**Exercise**
Every line of the data that contains the string "Offensive" must be copied.

**Input data**

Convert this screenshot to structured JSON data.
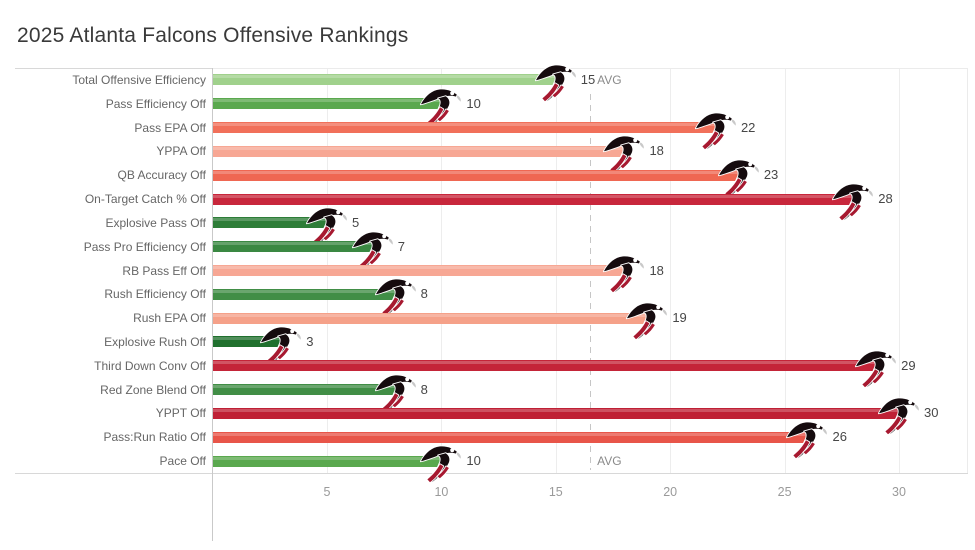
{
  "title": "2025 Atlanta Falcons Offensive Rankings",
  "chart_data": {
    "type": "bar",
    "orientation": "horizontal",
    "title": "2025 Atlanta Falcons Offensive Rankings",
    "categories": [
      "Total Offensive Efficiency",
      "Pass Efficiency Off",
      "Pass EPA Off",
      "YPPA Off",
      "QB Accuracy Off",
      "On-Target Catch % Off",
      "Explosive Pass Off",
      "Pass Pro Efficiency Off",
      "RB Pass Eff Off",
      "Rush Efficiency Off",
      "Rush EPA Off",
      "Explosive Rush Off",
      "Third Down Conv Off",
      "Red Zone Blend Off",
      "YPPT Off",
      "Pass:Run Ratio Off",
      "Pace Off"
    ],
    "values": [
      15,
      10,
      22,
      18,
      23,
      28,
      5,
      7,
      18,
      8,
      19,
      3,
      29,
      8,
      30,
      26,
      10
    ],
    "bar_colors": [
      "#a0d18c",
      "#5aa84e",
      "#f1705a",
      "#f7a794",
      "#ef6752",
      "#c8273c",
      "#2e7d38",
      "#3a8842",
      "#f7a794",
      "#418e46",
      "#f5a189",
      "#20702e",
      "#c42438",
      "#418e46",
      "#bf2035",
      "#e85549",
      "#5aa84e"
    ],
    "x_ticks": [
      5,
      10,
      15,
      20,
      25,
      30
    ],
    "xlim": [
      0,
      33
    ],
    "grid": true,
    "legend": "none",
    "reference_line": {
      "label": "AVG",
      "value": 16.5,
      "style": "dashed"
    },
    "mark_icon": "atlanta-falcons-logo",
    "icon_colors": {
      "black": "#150b0e",
      "red": "#a71930",
      "outline": "#ffffff",
      "beak": "#c9c9c9"
    }
  },
  "colors": {
    "background": "#ffffff",
    "title_text": "#3a3a3a",
    "category_text": "#666666",
    "value_text": "#474747",
    "tick_text": "#9a9a9a",
    "axis_line": "#c9c9c9",
    "grid_line": "#ededed",
    "reference_line": "#c6c6c6"
  }
}
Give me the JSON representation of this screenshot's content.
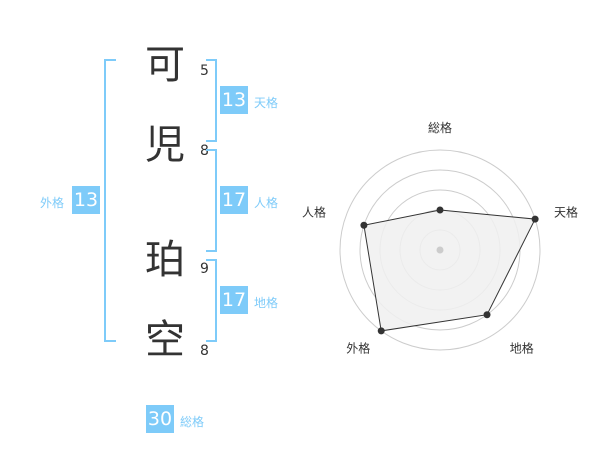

**Result of this task**
  "title": "2025 Atlanta Falcons Offensive Rankings",
    "title": "2025 Atlanta Falcons Offensive Rankings",
      "Total Offensive Efficiency",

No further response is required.